■ **Work instructions**
Reproduce all of the data below without alteration; exclude every picture.

•••

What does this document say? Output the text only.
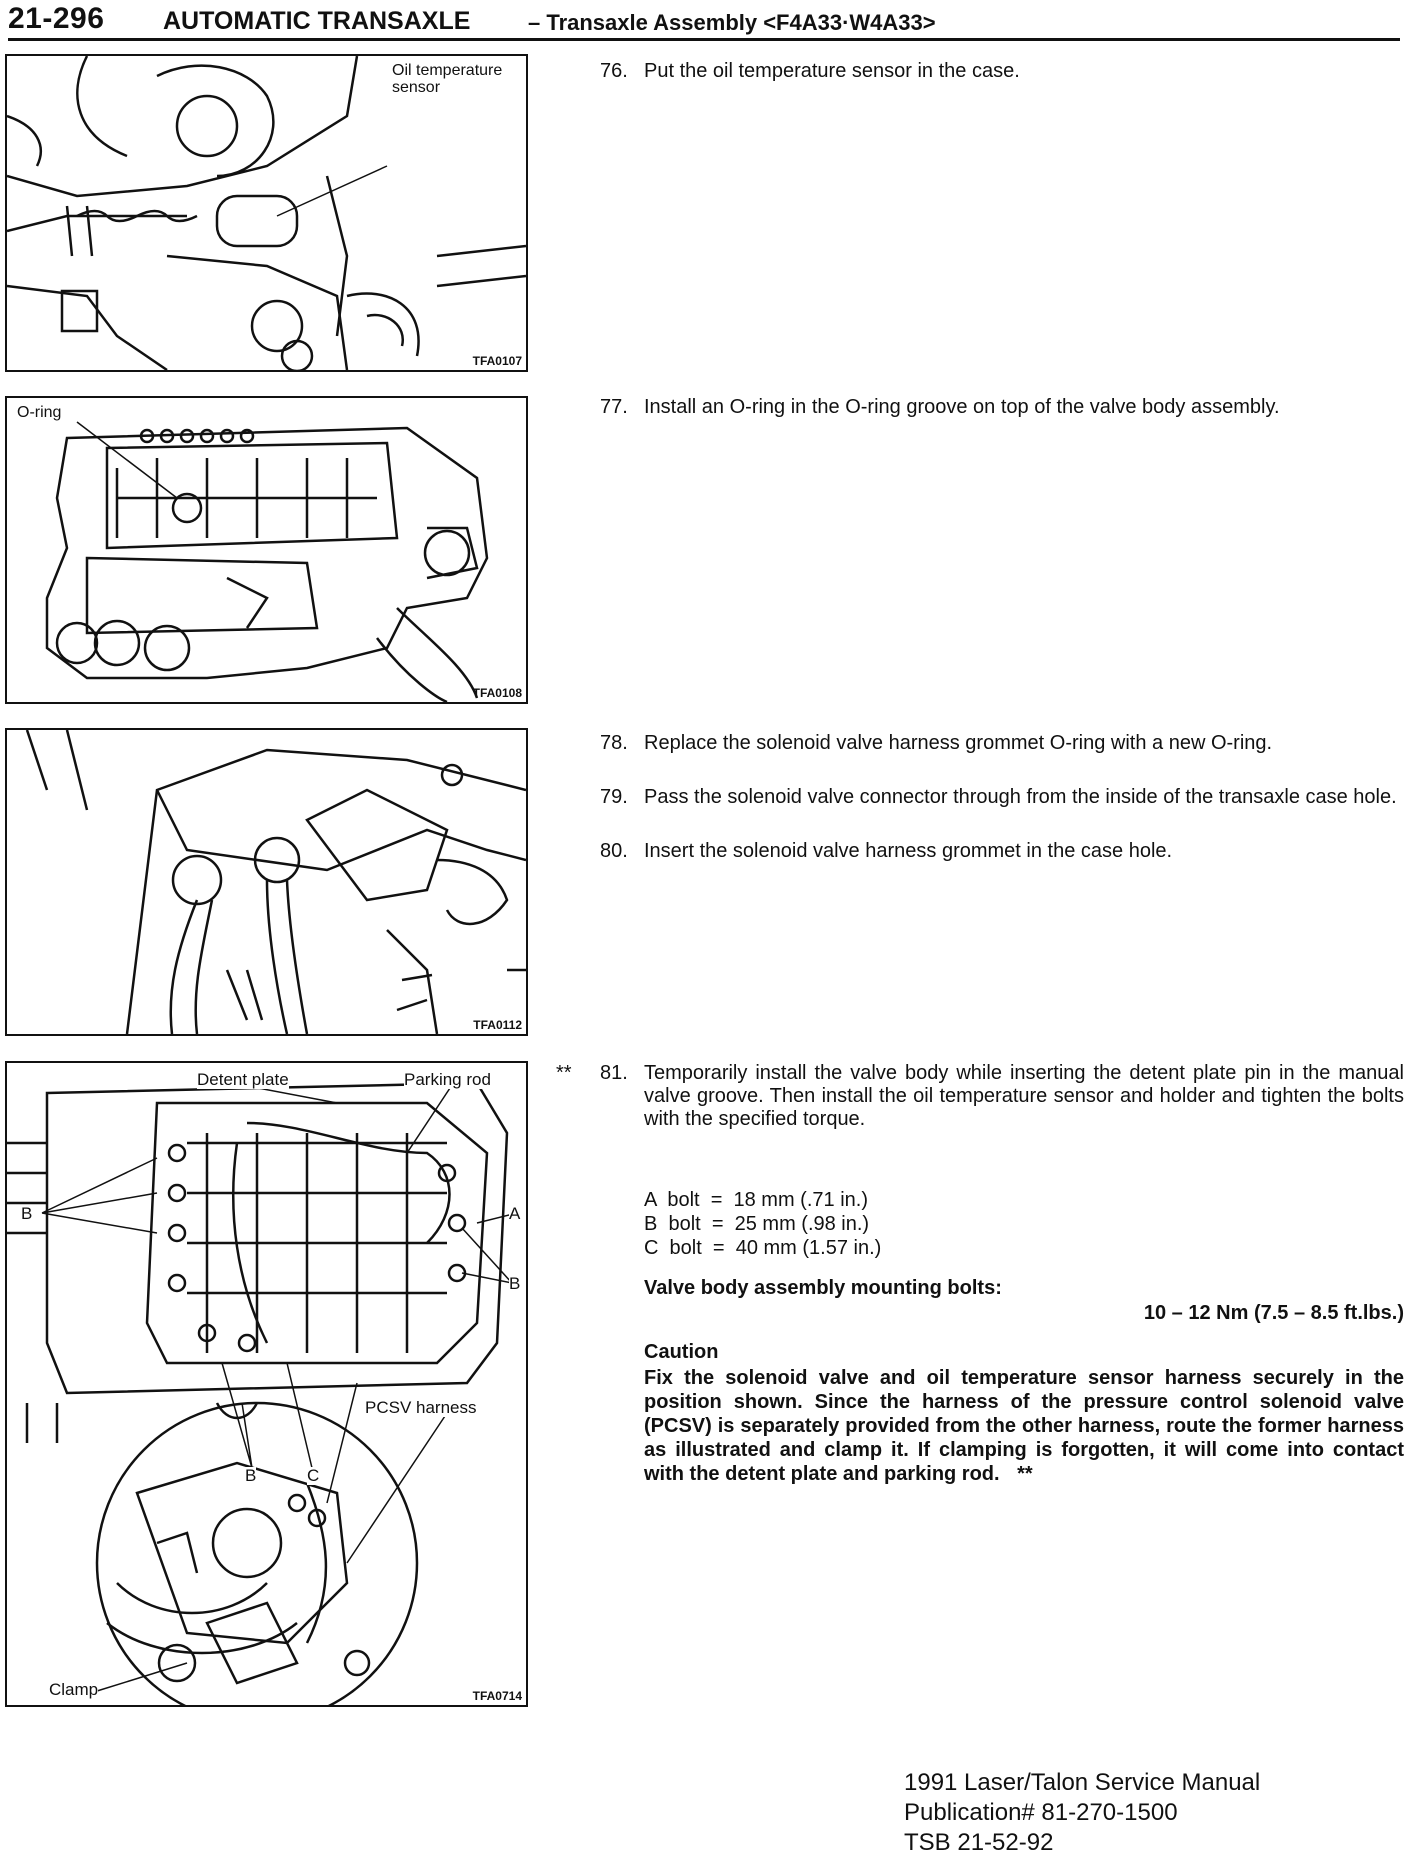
21-296 AUTOMATIC TRANSAXLE	– Transaxle Assembly <F4A33·W4A33>
Oil temperature sensor
TFA0107
76. Put the oil temperature sensor in the case.
O-ring
TFA0108
77. Install an O-ring in the O-ring groove on top of the valve body assembly.
TFA0112
78. Replace the solenoid valve harness grommet O-ring with a new O-ring.
79. Pass the solenoid valve connector through from the inside of the transaxle case hole.
80. Insert the solenoid valve harness grommet in the case hole.
Detent plate	Parking rod
B	A
B
B	C
PCSV harness
Clamp	TFA0714
** 81. Temporarily install the valve body while inserting the detent plate pin in the manual valve groove. Then install the oil temperature sensor and holder and tighten the bolts with the specified torque.
A  bolt  =  18 mm (.71 in.)
B  bolt  =  25 mm (.98 in.)
C  bolt  =  40 mm (1.57 in.)
Valve body assembly mounting bolts:
10 – 12 Nm (7.5 – 8.5 ft.lbs.)
Caution
Fix the solenoid valve and oil temperature sensor harness securely in the position shown. Since the harness of the pressure control solenoid valve (PCSV) is separately provided from the other harness, route the former harness as illustrated and clamp it. If clamping is forgotten, it will come into contact with the detent plate and parking rod. **
1991 Laser/Talon Service Manual
Publication# 81-270-1500
TSB 21-52-92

•••

■ **Answer**
What does this document say? Output the text only.
21-296 AUTOMATIC TRANSAXLE	– Transaxle Assembly <F4A33·W4A33>
Oil temperature sensor
TFA0107
76. Put the oil temperature sensor in the case.
O-ring
TFA0108
77. Install an O-ring in the O-ring groove on top of the valve body assembly.
TFA0112
78. Replace the solenoid valve harness grommet O-ring with a new O-ring.
79. Pass the solenoid valve connector through from the inside of the transaxle case hole.
80. Insert the solenoid valve harness grommet in the case hole.
Detent plate	Parking rod
B	A
B
B	C
PCSV harness
Clamp	TFA0714
** 81. Temporarily install the valve body while inserting the detent plate pin in the manual valve groove. Then install the oil temperature sensor and holder and tighten the bolts with the specified torque.
A  bolt  =  18 mm (.71 in.)
B  bolt  =  25 mm (.98 in.)
C  bolt  =  40 mm (1.57 in.)
Valve body assembly mounting bolts:
10 – 12 Nm (7.5 – 8.5 ft.lbs.)
Caution
Fix the solenoid valve and oil temperature sensor harness securely in the position shown. Since the harness of the pressure control solenoid valve (PCSV) is separately provided from the other harness, route the former harness as illustrated and clamp it. If clamping is forgotten, it will come into contact with the detent plate and parking rod. **
1991 Laser/Talon Service Manual
Publication# 81-270-1500
TSB 21-52-92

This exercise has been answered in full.